[Data extracted from a collection]
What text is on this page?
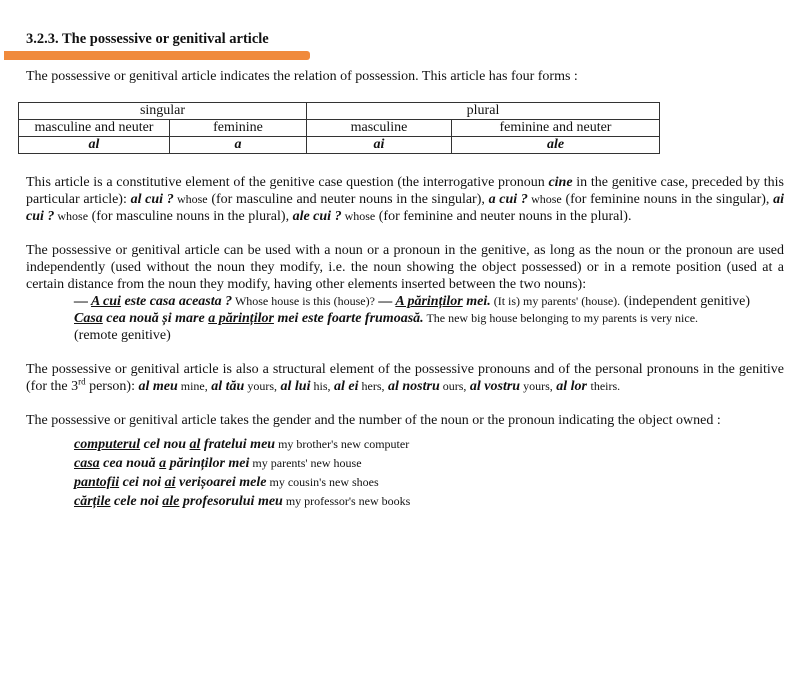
3.2.3. The possessive or genitival article

The possessive or genitival article indicates the relation of possession. This article has four forms :

singular		plural	
masculine and neuter	feminine	masculine	feminine and neuter
al	a	ai	ale

This article is a constitutive element of the genitive case question (the interrogative pronoun cine in the genitive case, preceded by this particular article): al cui ? whose (for masculine and neuter nouns in the singular), a cui ? whose (for feminine nouns in the singular), ai cui ? whose (for masculine nouns in the plural), ale cui ? whose (for feminine and neuter nouns in the plural).

The possessive or genitival article can be used with a noun or a pronoun in the genitive, as long as the noun or the pronoun are used independently (used without the noun they modify, i.e. the noun showing the object possessed) or in a remote position (used at a certain distance from the noun they modify, having other elements inserted between the two nouns):

— A cui este casa aceasta ? Whose house is this (house)? — A părinților mei. (It is) my parents' (house). (independent genitive)
Casa cea nouă și mare a părinților mei este foarte frumoasă. The new big house belonging to my parents is very nice.
(remote genitive)

The possessive or genitival article is also a structural element of the possessive pronouns and of the personal pronouns in the genitive (for the 3rd person): al meu mine, al tău yours, al lui his, al ei hers, al nostru ours, al vostru yours, al lor theirs.

The possessive or genitival article takes the gender and the number of the noun or the pronoun indicating the object owned :

computerul cel nou al fratelui meu my brother's new computer
casa cea nouă a părinților mei my parents' new house
pantofii cei noi ai verișoarei mele my cousin's new shoes
cărțile cele noi ale profesorului meu my professor's new books
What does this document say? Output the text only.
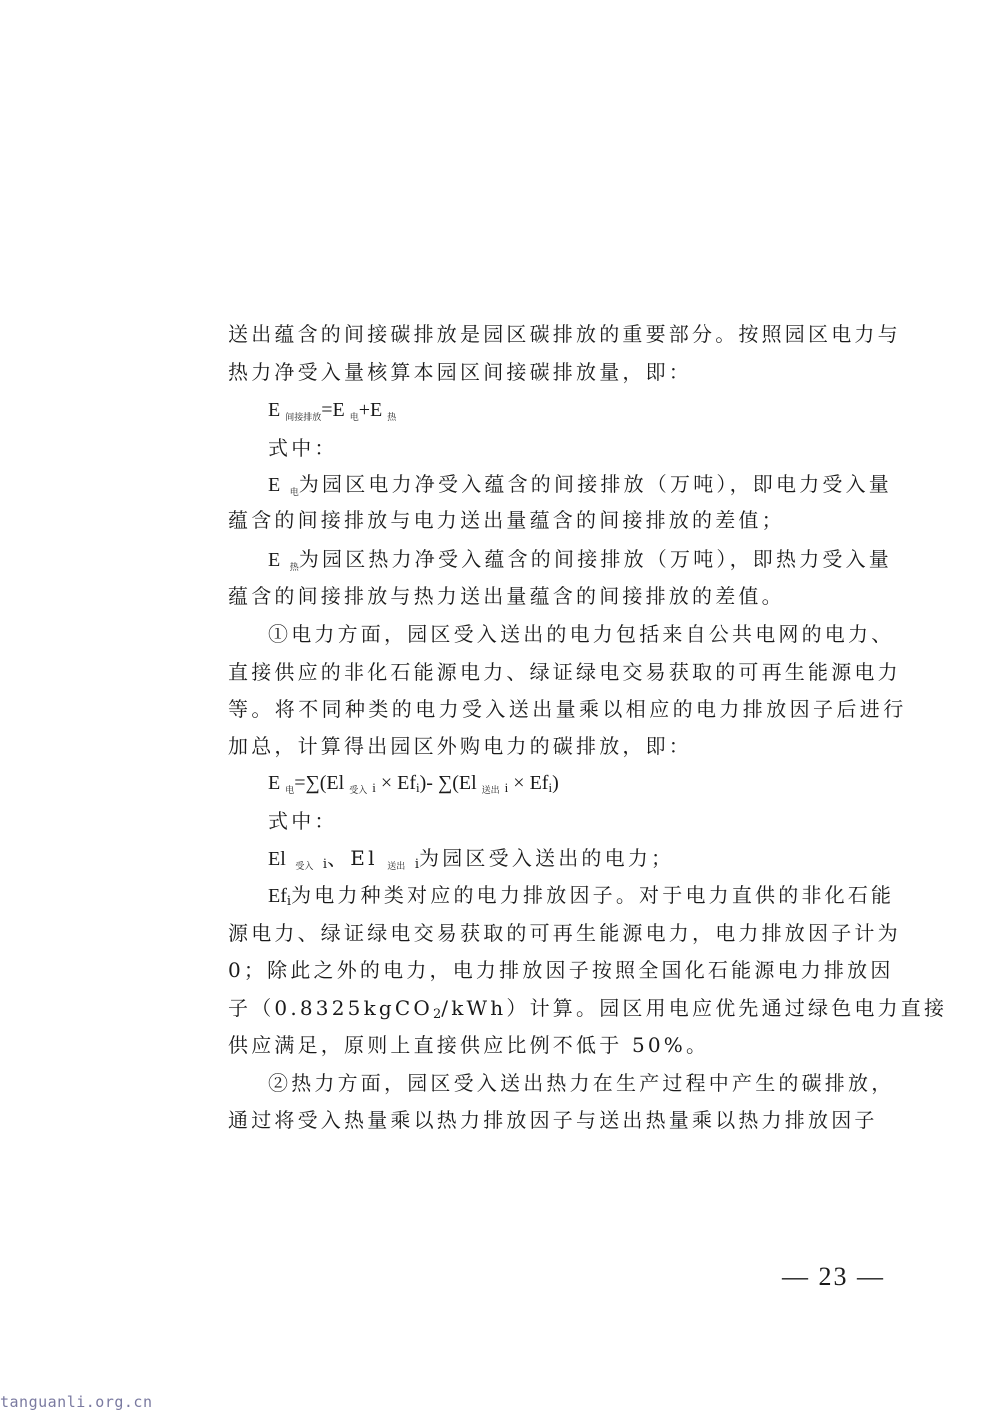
送出蕴含的间接碳排放是园区碳排放的重要部分。按照园区电力与
热力净受入量核算本园区间接碳排放量，即：
E $_{间接排放}$=E $_电$+E $_热$
式中：
E $_电$为园区电力净受入蕴含的间接排放（万吨），即电力受入量
蕴含的间接排放与电力送出量蕴含的间接排放的差值；
E $_热$为园区热力净受入蕴含的间接排放（万吨），即热力受入量
蕴含的间接排放与热力送出量蕴含的间接排放的差值。
①电力方面，园区受入送出的电力包括来自公共电网的电力、
直接供应的非化石能源电力、绿证绿电交易获取的可再生能源电力
等。将不同种类的电力受入送出量乘以相应的电力排放因子后进行
加总，计算得出园区外购电力的碳排放，即：
E $_电$=∑(El $_{受入}$ i × Efi)- ∑(El $_{送出}$ i × Efi)
式中：
El $_{受入}$ i、El $_{送出}$ i为园区受入送出的电力；
Efi为电力种类对应的电力排放因子。对于电力直供的非化石能
源电力、绿证绿电交易获取的可再生能源电力，电力排放因子计为
0；除此之外的电力，电力排放因子按照全国化石能源电力排放因
子（0.8325kgCO2/kWh）计算。园区用电应优先通过绿色电力直接
供应满足，原则上直接供应比例不低于 50%。
②热力方面，园区受入送出热力在生产过程中产生的碳排放，
通过将受入热量乘以热力排放因子与送出热量乘以热力排放因子
— 23 —
tanguanli.org.cn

*EXERCISE INSTRUCTIONS*.
Copy each line above precisely, dropping the pictures.

*RESPONSE FOR THIS EXERCISE*.
What text is on this page?
3.2.3. The possessive or genitival article

The possessive or genitival article indicates the relation of possession. This article has four forms :

singular		plural	
masculine and neuter	feminine	masculine	feminine and neuter
al	a	ai	ale

This article is a constitutive element of the genitive case question (the interrogative pronoun cine in the genitive case, preceded by this particular article): al cui ? whose (for masculine and neuter nouns in the singular), a cui ? whose (for feminine nouns in the singular), ai cui ? whose (for masculine nouns in the plural), ale cui ? whose (for feminine and neuter nouns in the plural).

The possessive or genitival article can be used with a noun or a pronoun in the genitive, as long as the noun or the pronoun are used independently (used without the noun they modify, i.e. the noun showing the object possessed) or in a remote position (used at a certain distance from the noun they modify, having other elements inserted between the two nouns):

— A cui este casa aceasta ? Whose house is this (house)? — A părinților mei. (It is) my parents' (house). (independent genitive)
Casa cea nouă și mare a părinților mei este foarte frumoasă. The new big house belonging to my parents is very nice.
(remote genitive)

The possessive or genitival article is also a structural element of the possessive pronouns and of the personal pronouns in the genitive (for the 3rd person): al meu mine, al tău yours, al lui his, al ei hers, al nostru ours, al vostru yours, al lor theirs.

The possessive or genitival article takes the gender and the number of the noun or the pronoun indicating the object owned :

computerul cel nou al fratelui meu my brother's new computer
casa cea nouă a părinților mei my parents' new house
pantofii cei noi ai verișoarei mele my cousin's new shoes
cărțile cele noi ale profesorului meu my professor's new books
What does this document say? Output the text only.
送出蕴含的间接碳排放是园区碳排放的重要部分。按照园区电力与
热力净受入量核算本园区间接碳排放量，即：
E $_{间接排放}$=E $_电$+E $_热$
式中：
E $_电$为园区电力净受入蕴含的间接排放（万吨），即电力受入量
蕴含的间接排放与电力送出量蕴含的间接排放的差值；
E $_热$为园区热力净受入蕴含的间接排放（万吨），即热力受入量
蕴含的间接排放与热力送出量蕴含的间接排放的差值。
①电力方面，园区受入送出的电力包括来自公共电网的电力、
直接供应的非化石能源电力、绿证绿电交易获取的可再生能源电力
等。将不同种类的电力受入送出量乘以相应的电力排放因子后进行
加总，计算得出园区外购电力的碳排放，即：
E $_电$=∑(El $_{受入}$ i × Efi)- ∑(El $_{送出}$ i × Efi)
式中：
El $_{受入}$ i、El $_{送出}$ i为园区受入送出的电力；
Efi为电力种类对应的电力排放因子。对于电力直供的非化石能
源电力、绿证绿电交易获取的可再生能源电力，电力排放因子计为
0；除此之外的电力，电力排放因子按照全国化石能源电力排放因
子（0.8325kgCO2/kWh）计算。园区用电应优先通过绿色电力直接
供应满足，原则上直接供应比例不低于 50%。
②热力方面，园区受入送出热力在生产过程中产生的碳排放，
通过将受入热量乘以热力排放因子与送出热量乘以热力排放因子
— 23 —
tanguanli.org.cn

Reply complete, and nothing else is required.